Data in this exercise:
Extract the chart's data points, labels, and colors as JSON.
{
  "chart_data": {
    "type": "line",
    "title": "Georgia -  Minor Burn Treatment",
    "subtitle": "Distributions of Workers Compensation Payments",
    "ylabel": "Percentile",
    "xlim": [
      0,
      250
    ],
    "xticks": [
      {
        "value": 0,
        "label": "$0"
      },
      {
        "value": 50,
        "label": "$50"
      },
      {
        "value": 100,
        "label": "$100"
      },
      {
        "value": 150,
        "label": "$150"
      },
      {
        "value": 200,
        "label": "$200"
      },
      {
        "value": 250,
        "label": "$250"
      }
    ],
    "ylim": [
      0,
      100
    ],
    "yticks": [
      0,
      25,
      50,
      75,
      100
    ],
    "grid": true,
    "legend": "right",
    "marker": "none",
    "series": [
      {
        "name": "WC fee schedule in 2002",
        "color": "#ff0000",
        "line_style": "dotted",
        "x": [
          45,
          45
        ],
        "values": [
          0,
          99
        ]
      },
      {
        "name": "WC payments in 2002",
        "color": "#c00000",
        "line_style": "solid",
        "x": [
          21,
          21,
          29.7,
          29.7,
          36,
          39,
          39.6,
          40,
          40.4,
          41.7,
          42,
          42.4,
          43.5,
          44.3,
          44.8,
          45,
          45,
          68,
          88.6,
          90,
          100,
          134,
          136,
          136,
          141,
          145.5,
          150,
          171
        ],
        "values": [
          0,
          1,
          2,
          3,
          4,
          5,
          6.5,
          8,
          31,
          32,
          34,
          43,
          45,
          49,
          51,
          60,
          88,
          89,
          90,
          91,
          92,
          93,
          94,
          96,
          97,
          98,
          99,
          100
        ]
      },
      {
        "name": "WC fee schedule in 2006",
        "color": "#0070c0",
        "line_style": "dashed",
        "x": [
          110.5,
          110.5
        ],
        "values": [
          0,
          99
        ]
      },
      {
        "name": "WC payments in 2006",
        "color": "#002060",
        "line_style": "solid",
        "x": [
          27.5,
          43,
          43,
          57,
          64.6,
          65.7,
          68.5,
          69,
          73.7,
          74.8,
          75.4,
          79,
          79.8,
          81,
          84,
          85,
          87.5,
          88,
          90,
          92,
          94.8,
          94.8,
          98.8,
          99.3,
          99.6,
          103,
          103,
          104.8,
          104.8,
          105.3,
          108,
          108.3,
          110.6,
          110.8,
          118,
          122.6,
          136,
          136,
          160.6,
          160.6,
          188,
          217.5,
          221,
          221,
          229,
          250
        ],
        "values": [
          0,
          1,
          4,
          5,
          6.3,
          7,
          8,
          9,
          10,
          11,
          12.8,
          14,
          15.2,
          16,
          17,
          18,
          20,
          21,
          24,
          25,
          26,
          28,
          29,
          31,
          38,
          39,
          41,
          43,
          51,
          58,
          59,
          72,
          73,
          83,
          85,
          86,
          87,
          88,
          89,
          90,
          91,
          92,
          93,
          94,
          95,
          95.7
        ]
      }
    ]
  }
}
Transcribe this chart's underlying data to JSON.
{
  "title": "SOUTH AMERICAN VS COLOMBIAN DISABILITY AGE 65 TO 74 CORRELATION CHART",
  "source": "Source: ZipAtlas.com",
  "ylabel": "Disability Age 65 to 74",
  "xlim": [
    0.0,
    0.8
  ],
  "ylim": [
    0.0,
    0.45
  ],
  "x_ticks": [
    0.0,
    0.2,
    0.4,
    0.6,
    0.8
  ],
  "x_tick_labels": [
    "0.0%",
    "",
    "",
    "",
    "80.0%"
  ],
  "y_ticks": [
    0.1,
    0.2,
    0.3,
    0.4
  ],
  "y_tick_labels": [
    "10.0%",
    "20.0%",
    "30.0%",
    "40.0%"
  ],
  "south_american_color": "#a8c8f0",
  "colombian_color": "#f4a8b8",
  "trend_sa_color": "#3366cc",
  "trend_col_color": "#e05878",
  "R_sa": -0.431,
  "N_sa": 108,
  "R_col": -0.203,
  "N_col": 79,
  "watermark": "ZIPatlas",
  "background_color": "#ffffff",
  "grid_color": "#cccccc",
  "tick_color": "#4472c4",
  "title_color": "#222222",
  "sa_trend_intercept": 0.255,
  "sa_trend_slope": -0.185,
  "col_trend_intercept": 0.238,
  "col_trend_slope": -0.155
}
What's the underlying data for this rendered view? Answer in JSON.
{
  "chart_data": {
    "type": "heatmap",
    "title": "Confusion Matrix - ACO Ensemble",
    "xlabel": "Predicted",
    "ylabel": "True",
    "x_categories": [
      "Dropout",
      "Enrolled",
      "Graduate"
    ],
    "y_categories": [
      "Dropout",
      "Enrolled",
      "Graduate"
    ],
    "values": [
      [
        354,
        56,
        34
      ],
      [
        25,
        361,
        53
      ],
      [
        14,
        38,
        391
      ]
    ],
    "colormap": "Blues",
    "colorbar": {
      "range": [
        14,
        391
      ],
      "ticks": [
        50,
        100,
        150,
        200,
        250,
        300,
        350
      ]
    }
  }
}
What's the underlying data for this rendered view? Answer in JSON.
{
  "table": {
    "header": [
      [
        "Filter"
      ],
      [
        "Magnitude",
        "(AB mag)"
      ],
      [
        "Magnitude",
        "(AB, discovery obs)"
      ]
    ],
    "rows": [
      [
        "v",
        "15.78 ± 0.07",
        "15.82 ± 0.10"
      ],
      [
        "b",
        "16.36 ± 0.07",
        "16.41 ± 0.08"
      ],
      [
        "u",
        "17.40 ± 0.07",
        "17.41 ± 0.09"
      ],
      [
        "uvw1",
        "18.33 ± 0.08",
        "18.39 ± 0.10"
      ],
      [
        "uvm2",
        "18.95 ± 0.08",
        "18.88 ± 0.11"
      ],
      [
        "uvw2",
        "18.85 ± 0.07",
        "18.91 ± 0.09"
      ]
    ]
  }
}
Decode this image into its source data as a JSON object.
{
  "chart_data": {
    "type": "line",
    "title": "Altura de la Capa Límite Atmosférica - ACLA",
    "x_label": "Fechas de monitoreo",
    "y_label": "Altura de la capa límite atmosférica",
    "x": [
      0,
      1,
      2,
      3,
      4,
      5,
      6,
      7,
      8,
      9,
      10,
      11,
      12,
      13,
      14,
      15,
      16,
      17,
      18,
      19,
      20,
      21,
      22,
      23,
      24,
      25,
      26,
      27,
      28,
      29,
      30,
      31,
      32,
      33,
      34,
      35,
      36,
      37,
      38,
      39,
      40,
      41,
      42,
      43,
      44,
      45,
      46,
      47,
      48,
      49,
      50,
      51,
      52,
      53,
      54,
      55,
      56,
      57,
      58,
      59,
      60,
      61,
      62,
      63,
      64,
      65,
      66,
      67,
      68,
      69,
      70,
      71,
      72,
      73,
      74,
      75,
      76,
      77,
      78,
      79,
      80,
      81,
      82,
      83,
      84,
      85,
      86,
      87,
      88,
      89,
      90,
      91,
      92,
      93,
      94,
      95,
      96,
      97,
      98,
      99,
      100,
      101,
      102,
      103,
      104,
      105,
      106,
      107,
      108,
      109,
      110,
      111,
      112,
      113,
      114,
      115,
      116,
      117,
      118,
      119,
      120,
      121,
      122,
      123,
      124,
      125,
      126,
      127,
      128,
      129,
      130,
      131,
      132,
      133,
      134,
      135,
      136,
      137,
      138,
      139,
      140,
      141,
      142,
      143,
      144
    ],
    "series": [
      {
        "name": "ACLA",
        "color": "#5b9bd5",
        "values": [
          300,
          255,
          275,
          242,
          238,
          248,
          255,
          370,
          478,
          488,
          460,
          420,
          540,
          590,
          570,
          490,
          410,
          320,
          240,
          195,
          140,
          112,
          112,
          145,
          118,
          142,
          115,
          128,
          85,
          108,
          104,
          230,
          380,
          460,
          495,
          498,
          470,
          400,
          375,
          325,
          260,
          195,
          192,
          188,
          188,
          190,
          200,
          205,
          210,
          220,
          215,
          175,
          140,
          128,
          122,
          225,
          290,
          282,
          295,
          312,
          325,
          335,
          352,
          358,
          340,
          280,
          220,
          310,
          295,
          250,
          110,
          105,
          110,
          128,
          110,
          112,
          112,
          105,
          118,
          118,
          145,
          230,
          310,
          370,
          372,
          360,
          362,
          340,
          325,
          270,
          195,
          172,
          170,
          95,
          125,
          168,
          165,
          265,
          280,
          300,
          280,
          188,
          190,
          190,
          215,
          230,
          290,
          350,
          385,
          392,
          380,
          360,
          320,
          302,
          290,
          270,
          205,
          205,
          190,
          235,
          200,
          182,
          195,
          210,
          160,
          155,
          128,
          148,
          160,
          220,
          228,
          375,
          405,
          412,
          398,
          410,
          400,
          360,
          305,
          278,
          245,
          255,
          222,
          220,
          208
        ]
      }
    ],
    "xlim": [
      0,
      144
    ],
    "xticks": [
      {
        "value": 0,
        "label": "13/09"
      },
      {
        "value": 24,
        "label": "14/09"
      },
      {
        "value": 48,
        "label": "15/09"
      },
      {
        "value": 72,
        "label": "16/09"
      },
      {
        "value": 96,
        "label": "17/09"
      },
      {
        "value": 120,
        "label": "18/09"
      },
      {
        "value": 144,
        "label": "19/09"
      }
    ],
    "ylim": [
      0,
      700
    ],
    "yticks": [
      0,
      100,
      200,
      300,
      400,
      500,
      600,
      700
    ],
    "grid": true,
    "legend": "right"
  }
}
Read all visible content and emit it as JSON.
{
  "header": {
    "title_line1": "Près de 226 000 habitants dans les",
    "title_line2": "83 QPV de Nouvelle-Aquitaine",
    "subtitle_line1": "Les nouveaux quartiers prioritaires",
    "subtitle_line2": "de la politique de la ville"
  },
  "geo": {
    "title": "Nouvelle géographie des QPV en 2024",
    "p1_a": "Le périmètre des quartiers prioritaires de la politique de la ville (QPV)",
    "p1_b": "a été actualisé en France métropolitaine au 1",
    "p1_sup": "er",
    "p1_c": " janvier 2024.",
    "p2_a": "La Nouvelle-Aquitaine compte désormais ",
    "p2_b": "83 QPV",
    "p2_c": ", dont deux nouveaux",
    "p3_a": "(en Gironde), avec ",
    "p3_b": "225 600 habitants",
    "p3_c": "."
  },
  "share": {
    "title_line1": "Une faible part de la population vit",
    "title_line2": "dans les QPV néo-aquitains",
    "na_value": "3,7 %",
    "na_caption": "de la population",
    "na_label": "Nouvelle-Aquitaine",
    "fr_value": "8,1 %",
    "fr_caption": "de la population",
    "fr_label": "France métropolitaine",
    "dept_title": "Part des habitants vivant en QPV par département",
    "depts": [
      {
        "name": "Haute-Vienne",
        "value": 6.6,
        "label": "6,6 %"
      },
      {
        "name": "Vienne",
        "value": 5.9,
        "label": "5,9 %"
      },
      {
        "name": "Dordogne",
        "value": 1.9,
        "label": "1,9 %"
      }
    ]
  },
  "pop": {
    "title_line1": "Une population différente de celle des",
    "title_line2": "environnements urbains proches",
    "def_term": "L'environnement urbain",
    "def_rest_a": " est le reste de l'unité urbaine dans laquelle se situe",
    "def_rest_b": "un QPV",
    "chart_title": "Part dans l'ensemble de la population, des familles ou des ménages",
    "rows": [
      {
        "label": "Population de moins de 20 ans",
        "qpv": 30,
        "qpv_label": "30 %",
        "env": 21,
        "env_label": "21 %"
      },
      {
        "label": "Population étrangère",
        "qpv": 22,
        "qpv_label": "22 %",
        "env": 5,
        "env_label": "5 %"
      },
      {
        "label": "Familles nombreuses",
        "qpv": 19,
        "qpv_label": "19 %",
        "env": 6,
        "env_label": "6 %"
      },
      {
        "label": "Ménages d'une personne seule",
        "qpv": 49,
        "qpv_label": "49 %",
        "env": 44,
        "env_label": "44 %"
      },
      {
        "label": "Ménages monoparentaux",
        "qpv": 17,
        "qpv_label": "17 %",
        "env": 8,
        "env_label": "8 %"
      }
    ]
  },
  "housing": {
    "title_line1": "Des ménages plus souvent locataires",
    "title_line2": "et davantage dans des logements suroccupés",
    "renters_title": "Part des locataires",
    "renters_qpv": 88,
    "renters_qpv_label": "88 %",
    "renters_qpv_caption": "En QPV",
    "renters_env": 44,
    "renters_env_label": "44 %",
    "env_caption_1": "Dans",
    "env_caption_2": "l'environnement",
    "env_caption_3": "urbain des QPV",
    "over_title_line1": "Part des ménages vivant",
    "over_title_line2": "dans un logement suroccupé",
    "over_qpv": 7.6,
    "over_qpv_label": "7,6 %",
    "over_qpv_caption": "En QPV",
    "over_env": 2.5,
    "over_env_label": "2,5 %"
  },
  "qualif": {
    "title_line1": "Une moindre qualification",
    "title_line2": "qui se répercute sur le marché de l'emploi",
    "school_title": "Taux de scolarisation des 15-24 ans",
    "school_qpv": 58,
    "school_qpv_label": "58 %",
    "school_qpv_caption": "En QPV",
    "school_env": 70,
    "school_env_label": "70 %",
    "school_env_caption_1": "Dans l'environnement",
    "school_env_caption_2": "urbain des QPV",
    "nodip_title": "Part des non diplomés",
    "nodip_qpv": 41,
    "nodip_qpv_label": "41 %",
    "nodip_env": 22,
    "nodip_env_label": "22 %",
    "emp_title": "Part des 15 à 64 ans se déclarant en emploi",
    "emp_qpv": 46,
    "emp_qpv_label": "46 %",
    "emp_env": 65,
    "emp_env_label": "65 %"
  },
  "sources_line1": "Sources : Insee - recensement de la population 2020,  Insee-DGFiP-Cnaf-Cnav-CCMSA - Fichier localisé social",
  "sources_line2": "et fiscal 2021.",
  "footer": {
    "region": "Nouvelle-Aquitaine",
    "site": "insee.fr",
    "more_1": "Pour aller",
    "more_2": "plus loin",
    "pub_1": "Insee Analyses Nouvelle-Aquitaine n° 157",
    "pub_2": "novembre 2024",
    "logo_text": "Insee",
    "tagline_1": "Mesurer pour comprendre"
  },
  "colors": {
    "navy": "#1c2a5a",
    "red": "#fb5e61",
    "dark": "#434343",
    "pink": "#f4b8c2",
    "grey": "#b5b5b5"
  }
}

Direction: Which lines hold the word "politique"? Copy each of them from the records.

Solution to this task:
    "subtitle_line2": "de la politique de la ville"
    "p1_a": "Le périmètre des quartiers prioritaires de la politique de la ville (QPV)",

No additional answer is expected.